* [Stored data]
=-=-=-=-=
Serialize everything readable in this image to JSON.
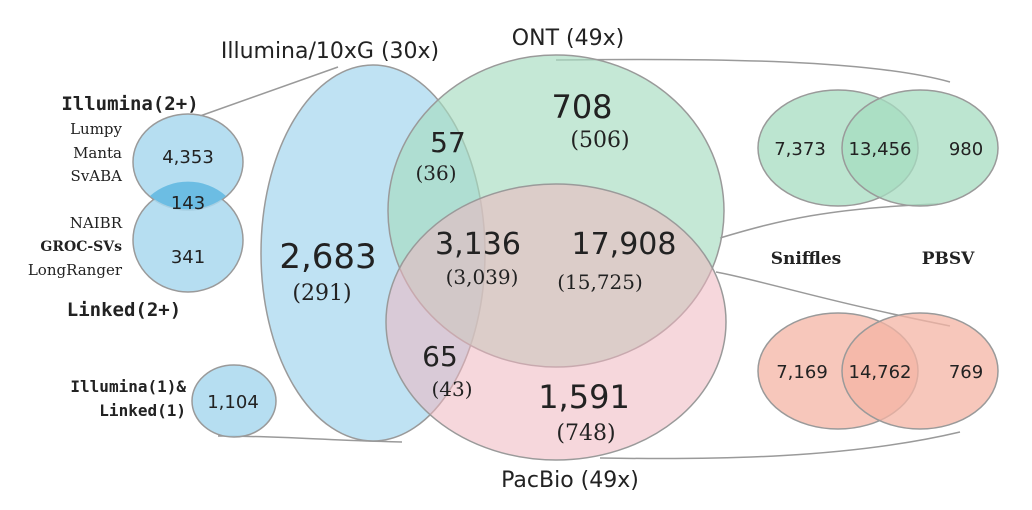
{
  "main_venn": {
    "illumina_label": "Illumina/10xG (30x)",
    "ont_label": "ONT (49x)",
    "pacbio_label": "PacBio (49x)",
    "illumina_only": "2,683",
    "illumina_only_sub": "(291)",
    "ont_only": "708",
    "ont_only_sub": "(506)",
    "pacbio_only": "1,591",
    "pacbio_only_sub": "(748)",
    "illumina_ont": "57",
    "illumina_ont_sub": "(36)",
    "illumina_pacbio": "65",
    "illumina_pacbio_sub": "(43)",
    "ont_pacbio": "17,908",
    "ont_pacbio_sub": "(15,725)",
    "all_three": "3,136",
    "all_three_sub": "(3,039)",
    "colors": {
      "illumina": "#a9d8ef",
      "ont": "#a6dcc0",
      "pacbio": "#eeb6c0"
    }
  },
  "left_venn": {
    "top_title": "Illumina(2+)",
    "top_tools": [
      "Lumpy",
      "Manta",
      "SvABA"
    ],
    "top_only": "4,353",
    "overlap": "143",
    "bottom_only": "341",
    "bottom_tools": [
      "NAIBR",
      "GROC-SVs",
      "LongRanger"
    ],
    "bottom_title": "Linked(2+)",
    "single_label_1": "Illumina(1)&",
    "single_label_2": "Linked(1)",
    "single_value": "1,104"
  },
  "ont_venn": {
    "left_only": "7,373",
    "overlap": "13,456",
    "right_only": "980",
    "left_tool": "Sniffles",
    "right_tool": "PBSV"
  },
  "pacbio_venn": {
    "left_only": "7,169",
    "overlap": "14,762",
    "right_only": "769"
  }
}
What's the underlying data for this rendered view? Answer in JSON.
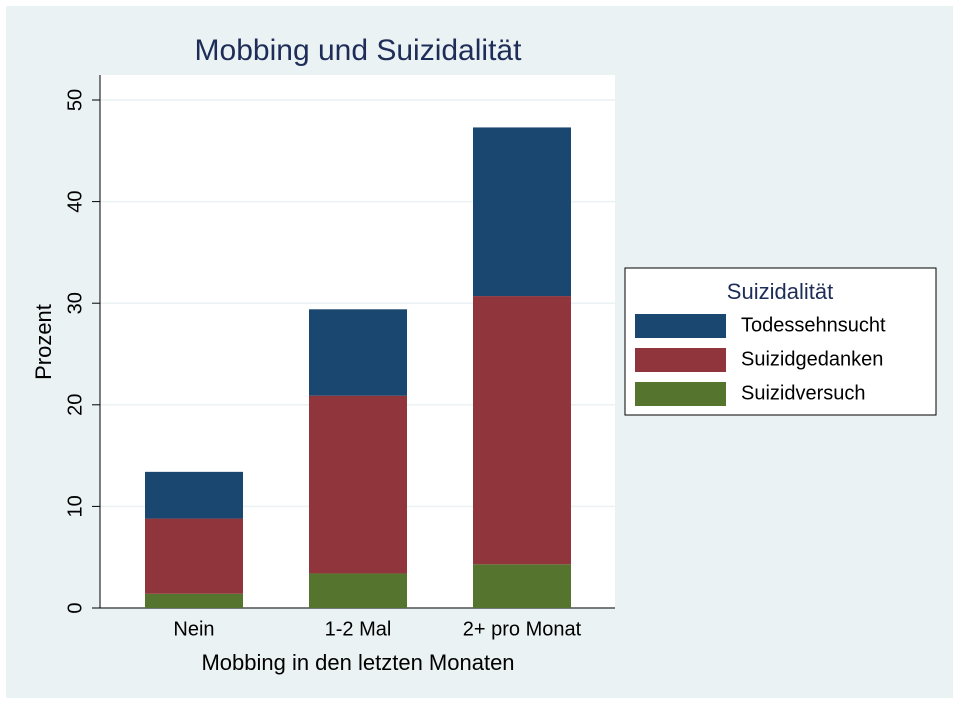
{
  "chart_data": {
    "type": "stacked_bar",
    "title": "Mobbing und Suizidalität",
    "xlabel": "Mobbing in den letzten Monaten",
    "ylabel": "Prozent",
    "categories": [
      "Nein",
      "1-2 Mal",
      "2+ pro Monat"
    ],
    "series": [
      {
        "name": "Todessehnsucht",
        "color": "#1a476f",
        "values": [
          4.6,
          8.5,
          16.6
        ]
      },
      {
        "name": "Suizidgedanken",
        "color": "#90353b",
        "values": [
          7.4,
          17.5,
          26.4
        ]
      },
      {
        "name": "Suizidversuch",
        "color": "#55752f",
        "values": [
          1.4,
          3.4,
          4.3
        ]
      }
    ],
    "legend_title": "Suizidalität",
    "legend_position": "right",
    "ylim": [
      0,
      50
    ],
    "yticks": [
      0,
      10,
      20,
      30,
      40,
      50
    ],
    "grid": true
  }
}
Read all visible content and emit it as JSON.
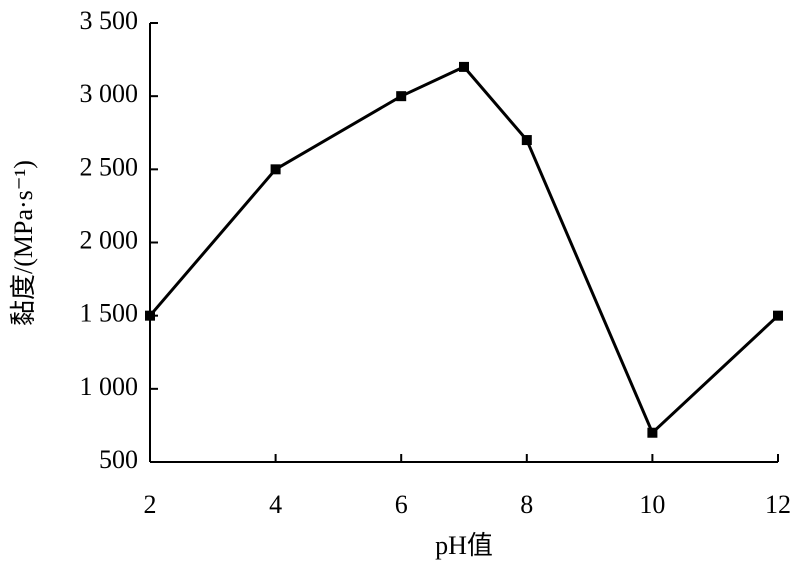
{
  "chart_data": {
    "type": "line",
    "x_label": "pH值",
    "y_label": "黏度/(MPa·s⁻¹)",
    "x": [
      2,
      4,
      6,
      7,
      8,
      10,
      12
    ],
    "series": [
      {
        "color": "#000000",
        "values": [
          1500,
          2500,
          3000,
          3200,
          2700,
          700,
          1500
        ]
      }
    ],
    "xlim": [
      2,
      12
    ],
    "xticks": [
      2,
      4,
      6,
      8,
      10,
      12
    ],
    "ylim": [
      500,
      3500
    ],
    "yticks": [
      500,
      {
        "value": 1000,
        "label": "1 000"
      },
      {
        "value": 1500,
        "label": "1 500"
      },
      {
        "value": 2000,
        "label": "2 000"
      },
      {
        "value": 2500,
        "label": "2 500"
      },
      {
        "value": 3000,
        "label": "3 000"
      },
      {
        "value": 3500,
        "label": "3 500"
      }
    ],
    "grid": false
  }
}
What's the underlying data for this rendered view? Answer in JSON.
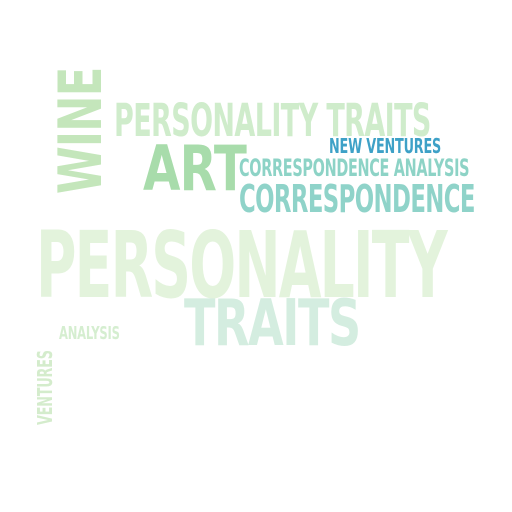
{
  "word_cloud": {
    "words": [
      {
        "id": "personality-big",
        "text": "PERSONALITY",
        "color": "#e3f3dc"
      },
      {
        "id": "traits",
        "text": "TRAITS",
        "color": "#d4ede0"
      },
      {
        "id": "personality-traits",
        "text": "PERSONALITY TRAITS",
        "color": "#cfeccb"
      },
      {
        "id": "art",
        "text": "ART",
        "color": "#a8dcab"
      },
      {
        "id": "correspondence",
        "text": "CORRESPONDENCE",
        "color": "#8fd3c9"
      },
      {
        "id": "correspondence-analysis",
        "text": "CORRESPONDENCE ANALYSIS",
        "color": "#8dd3c6"
      },
      {
        "id": "new-ventures",
        "text": "NEW VENTURES",
        "color": "#3ea1c7"
      },
      {
        "id": "analysis",
        "text": "ANALYSIS",
        "color": "#d5eed0"
      },
      {
        "id": "wine",
        "text": "WINE",
        "color": "#c4e6bb"
      },
      {
        "id": "ventures",
        "text": "VENTURES",
        "color": "#d4eccc"
      }
    ]
  }
}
=-=-=-=-=
* [What the task asks]
Copy the data word for word. Pictures do not go in the copy.

* [Exercise result]
Serialize everything readable in this image to JSON.
{
  "main_venn": {
    "illumina_label": "Illumina/10xG (30x)",
    "ont_label": "ONT (49x)",
    "pacbio_label": "PacBio (49x)",
    "illumina_only": "2,683",
    "illumina_only_sub": "(291)",
    "ont_only": "708",
    "ont_only_sub": "(506)",
    "pacbio_only": "1,591",
    "pacbio_only_sub": "(748)",
    "illumina_ont": "57",
    "illumina_ont_sub": "(36)",
    "illumina_pacbio": "65",
    "illumina_pacbio_sub": "(43)",
    "ont_pacbio": "17,908",
    "ont_pacbio_sub": "(15,725)",
    "all_three": "3,136",
    "all_three_sub": "(3,039)",
    "colors": {
      "illumina": "#a9d8ef",
      "ont": "#a6dcc0",
      "pacbio": "#eeb6c0"
    }
  },
  "left_venn": {
    "top_title": "Illumina(2+)",
    "top_tools": [
      "Lumpy",
      "Manta",
      "SvABA"
    ],
    "top_only": "4,353",
    "overlap": "143",
    "bottom_only": "341",
    "bottom_tools": [
      "NAIBR",
      "GROC-SVs",
      "LongRanger"
    ],
    "bottom_title": "Linked(2+)",
    "single_label_1": "Illumina(1)&",
    "single_label_2": "Linked(1)",
    "single_value": "1,104"
  },
  "ont_venn": {
    "left_only": "7,373",
    "overlap": "13,456",
    "right_only": "980",
    "left_tool": "Sniffles",
    "right_tool": "PBSV"
  },
  "pacbio_venn": {
    "left_only": "7,169",
    "overlap": "14,762",
    "right_only": "769"
  }
}
What's the underlying data for this rendered view? Answer in JSON.
{
  "chart_data": {
    "type": "stacked_bar",
    "title": "Mobbing und Suizidalität",
    "xlabel": "Mobbing in den letzten Monaten",
    "ylabel": "Prozent",
    "categories": [
      "Nein",
      "1-2 Mal",
      "2+ pro Monat"
    ],
    "series": [
      {
        "name": "Todessehnsucht",
        "color": "#1a476f",
        "values": [
          4.6,
          8.5,
          16.6
        ]
      },
      {
        "name": "Suizidgedanken",
        "color": "#90353b",
        "values": [
          7.4,
          17.5,
          26.4
        ]
      },
      {
        "name": "Suizidversuch",
        "color": "#55752f",
        "values": [
          1.4,
          3.4,
          4.3
        ]
      }
    ],
    "legend_title": "Suizidalität",
    "legend_position": "right",
    "ylim": [
      0,
      50
    ],
    "yticks": [
      0,
      10,
      20,
      30,
      40,
      50
    ],
    "grid": true
  }
}
Read all visible content and emit it as JSON.
{
  "chart_data": {
    "type": "line",
    "x_label": "pH值",
    "y_label": "黏度/(MPa·s⁻¹)",
    "x": [
      2,
      4,
      6,
      7,
      8,
      10,
      12
    ],
    "series": [
      {
        "color": "#000000",
        "values": [
          1500,
          2500,
          3000,
          3200,
          2700,
          700,
          1500
        ]
      }
    ],
    "xlim": [
      2,
      12
    ],
    "xticks": [
      2,
      4,
      6,
      8,
      10,
      12
    ],
    "ylim": [
      500,
      3500
    ],
    "yticks": [
      500,
      {
        "value": 1000,
        "label": "1 000"
      },
      {
        "value": 1500,
        "label": "1 500"
      },
      {
        "value": 2000,
        "label": "2 000"
      },
      {
        "value": 2500,
        "label": "2 500"
      },
      {
        "value": 3000,
        "label": "3 000"
      },
      {
        "value": 3500,
        "label": "3 500"
      }
    ],
    "grid": false
  }
}
What's the underlying data for this rendered view? Answer in JSON.
{
  "word_cloud": {
    "words": [
      {
        "id": "personality-big",
        "text": "PERSONALITY",
        "color": "#e3f3dc"
      },
      {
        "id": "traits",
        "text": "TRAITS",
        "color": "#d4ede0"
      },
      {
        "id": "personality-traits",
        "text": "PERSONALITY TRAITS",
        "color": "#cfeccb"
      },
      {
        "id": "art",
        "text": "ART",
        "color": "#a8dcab"
      },
      {
        "id": "correspondence",
        "text": "CORRESPONDENCE",
        "color": "#8fd3c9"
      },
      {
        "id": "correspondence-analysis",
        "text": "CORRESPONDENCE ANALYSIS",
        "color": "#8dd3c6"
      },
      {
        "id": "new-ventures",
        "text": "NEW VENTURES",
        "color": "#3ea1c7"
      },
      {
        "id": "analysis",
        "text": "ANALYSIS",
        "color": "#d5eed0"
      },
      {
        "id": "wine",
        "text": "WINE",
        "color": "#c4e6bb"
      },
      {
        "id": "ventures",
        "text": "VENTURES",
        "color": "#d4eccc"
      }
    ]
  }
}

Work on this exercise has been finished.